**Work instructions:** Look through the entries and report how many lines include the word "text". Give the number alone.

**Input:**
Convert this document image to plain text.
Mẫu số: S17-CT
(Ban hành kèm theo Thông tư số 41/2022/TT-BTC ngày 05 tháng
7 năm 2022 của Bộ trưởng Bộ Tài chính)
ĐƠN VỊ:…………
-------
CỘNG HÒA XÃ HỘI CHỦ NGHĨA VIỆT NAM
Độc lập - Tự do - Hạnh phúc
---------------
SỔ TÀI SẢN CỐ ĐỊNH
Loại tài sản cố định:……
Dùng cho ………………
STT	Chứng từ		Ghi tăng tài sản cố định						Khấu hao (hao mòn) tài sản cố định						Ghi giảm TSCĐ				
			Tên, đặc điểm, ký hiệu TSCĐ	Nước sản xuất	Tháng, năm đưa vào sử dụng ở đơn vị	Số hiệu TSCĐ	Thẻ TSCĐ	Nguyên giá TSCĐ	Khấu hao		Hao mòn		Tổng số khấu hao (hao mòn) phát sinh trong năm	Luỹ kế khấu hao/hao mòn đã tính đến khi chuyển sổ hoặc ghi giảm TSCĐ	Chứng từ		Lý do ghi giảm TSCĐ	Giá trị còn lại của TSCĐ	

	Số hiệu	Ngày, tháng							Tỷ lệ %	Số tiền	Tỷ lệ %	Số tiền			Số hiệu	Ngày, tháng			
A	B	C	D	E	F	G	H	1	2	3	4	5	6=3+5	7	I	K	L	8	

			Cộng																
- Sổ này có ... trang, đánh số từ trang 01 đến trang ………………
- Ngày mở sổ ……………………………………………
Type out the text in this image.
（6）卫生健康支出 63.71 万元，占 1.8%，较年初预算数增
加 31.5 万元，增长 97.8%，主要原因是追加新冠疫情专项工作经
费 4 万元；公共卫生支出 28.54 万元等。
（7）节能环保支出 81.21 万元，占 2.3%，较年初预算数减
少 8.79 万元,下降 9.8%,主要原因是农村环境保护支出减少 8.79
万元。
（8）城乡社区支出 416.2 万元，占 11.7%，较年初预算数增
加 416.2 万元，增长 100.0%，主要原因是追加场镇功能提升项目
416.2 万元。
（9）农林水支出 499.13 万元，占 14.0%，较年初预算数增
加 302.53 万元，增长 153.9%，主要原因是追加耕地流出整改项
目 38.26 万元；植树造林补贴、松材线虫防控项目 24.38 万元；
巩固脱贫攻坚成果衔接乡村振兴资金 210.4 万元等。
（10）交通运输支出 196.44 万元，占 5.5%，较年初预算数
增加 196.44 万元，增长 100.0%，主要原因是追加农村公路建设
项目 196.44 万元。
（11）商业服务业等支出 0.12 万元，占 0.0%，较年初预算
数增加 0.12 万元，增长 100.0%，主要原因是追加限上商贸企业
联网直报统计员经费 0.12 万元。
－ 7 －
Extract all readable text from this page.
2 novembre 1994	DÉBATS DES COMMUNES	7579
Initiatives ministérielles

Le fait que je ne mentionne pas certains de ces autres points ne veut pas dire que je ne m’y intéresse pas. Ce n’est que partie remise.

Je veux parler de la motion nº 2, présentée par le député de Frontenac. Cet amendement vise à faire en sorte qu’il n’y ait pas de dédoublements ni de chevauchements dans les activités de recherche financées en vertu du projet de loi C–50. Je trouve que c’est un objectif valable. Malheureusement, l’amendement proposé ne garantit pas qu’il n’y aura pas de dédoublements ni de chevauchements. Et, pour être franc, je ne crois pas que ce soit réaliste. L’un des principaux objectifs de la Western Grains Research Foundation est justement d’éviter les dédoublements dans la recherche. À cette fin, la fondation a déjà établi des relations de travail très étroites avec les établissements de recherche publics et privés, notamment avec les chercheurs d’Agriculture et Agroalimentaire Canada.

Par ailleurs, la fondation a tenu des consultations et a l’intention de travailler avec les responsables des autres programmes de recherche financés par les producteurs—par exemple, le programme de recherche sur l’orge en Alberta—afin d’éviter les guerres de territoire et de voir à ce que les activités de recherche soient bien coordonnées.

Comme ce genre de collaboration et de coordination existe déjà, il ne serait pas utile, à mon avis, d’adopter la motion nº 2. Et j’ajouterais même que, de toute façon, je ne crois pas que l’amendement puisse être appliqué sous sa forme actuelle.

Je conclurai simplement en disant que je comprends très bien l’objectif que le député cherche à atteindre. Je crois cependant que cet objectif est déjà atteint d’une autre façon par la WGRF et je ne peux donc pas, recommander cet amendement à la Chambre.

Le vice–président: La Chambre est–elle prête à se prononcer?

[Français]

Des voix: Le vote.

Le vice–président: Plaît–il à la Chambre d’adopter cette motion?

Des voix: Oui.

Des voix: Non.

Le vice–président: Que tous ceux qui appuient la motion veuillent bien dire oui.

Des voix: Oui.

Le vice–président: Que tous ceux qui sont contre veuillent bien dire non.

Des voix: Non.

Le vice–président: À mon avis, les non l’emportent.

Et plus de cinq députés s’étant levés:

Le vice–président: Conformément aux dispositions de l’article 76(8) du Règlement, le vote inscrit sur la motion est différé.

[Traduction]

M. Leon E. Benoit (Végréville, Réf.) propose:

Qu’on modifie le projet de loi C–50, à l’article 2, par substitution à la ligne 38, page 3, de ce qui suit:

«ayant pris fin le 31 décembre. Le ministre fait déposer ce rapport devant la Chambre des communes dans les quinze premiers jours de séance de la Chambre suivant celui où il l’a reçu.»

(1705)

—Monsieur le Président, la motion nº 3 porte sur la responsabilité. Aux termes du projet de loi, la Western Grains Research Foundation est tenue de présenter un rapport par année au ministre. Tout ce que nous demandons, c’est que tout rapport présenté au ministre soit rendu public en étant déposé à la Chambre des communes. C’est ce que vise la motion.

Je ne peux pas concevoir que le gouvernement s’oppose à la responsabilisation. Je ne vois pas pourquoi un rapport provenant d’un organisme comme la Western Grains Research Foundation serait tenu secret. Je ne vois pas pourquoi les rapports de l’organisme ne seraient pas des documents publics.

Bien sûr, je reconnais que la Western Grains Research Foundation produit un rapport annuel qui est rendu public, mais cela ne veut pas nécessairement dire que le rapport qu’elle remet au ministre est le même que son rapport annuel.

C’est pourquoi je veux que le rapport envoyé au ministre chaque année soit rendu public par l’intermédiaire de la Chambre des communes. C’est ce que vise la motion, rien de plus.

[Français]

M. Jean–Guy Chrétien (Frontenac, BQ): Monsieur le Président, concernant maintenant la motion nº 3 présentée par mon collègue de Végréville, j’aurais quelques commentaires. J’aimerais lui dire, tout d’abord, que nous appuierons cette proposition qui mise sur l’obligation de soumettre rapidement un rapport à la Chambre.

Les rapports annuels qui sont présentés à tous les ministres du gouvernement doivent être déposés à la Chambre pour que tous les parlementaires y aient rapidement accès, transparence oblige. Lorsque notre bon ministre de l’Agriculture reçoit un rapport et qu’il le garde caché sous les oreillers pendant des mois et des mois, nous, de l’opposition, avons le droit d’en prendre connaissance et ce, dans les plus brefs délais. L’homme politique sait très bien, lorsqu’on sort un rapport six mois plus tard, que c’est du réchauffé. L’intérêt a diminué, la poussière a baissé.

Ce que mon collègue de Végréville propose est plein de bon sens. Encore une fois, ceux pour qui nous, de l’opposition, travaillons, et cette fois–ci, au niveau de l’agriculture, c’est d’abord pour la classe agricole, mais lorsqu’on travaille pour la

**Answer to this exercise:** 3